[BEGIN Available records]

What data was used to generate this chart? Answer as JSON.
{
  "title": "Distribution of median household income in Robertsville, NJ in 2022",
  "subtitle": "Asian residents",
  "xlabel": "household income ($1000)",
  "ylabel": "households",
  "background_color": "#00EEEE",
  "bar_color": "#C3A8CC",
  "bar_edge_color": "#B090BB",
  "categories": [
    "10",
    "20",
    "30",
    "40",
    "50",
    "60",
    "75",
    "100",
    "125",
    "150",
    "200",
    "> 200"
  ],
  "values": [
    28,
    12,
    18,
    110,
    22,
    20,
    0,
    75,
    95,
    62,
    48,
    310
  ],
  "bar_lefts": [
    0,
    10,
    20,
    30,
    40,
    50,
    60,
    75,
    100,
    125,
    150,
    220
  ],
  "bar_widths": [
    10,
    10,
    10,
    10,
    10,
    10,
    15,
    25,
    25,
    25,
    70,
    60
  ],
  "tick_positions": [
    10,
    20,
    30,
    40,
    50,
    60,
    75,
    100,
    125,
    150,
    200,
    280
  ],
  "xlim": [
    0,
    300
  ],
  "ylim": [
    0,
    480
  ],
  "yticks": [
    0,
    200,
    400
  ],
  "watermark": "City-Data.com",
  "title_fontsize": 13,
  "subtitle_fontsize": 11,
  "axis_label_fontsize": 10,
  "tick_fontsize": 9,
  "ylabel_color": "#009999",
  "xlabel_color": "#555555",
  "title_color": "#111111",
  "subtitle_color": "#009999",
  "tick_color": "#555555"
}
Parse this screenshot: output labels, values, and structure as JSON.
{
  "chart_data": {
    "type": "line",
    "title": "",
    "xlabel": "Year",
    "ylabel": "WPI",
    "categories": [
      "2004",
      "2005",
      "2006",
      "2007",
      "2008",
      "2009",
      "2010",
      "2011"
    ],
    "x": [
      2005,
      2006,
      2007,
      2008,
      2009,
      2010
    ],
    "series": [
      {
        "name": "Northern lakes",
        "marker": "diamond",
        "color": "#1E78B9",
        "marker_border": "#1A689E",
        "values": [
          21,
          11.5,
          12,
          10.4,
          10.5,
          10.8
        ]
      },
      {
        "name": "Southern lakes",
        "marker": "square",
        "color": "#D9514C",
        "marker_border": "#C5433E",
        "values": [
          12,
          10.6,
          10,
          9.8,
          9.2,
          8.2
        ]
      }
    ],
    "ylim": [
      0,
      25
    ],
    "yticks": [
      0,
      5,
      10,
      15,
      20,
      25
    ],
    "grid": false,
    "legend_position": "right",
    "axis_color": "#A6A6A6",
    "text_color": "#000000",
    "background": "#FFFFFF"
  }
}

[END Available records]

• Job:
Where a line holds "name", copy it out.

• The output:
        "name": "Northern lakes",
        "name": "Southern lakes",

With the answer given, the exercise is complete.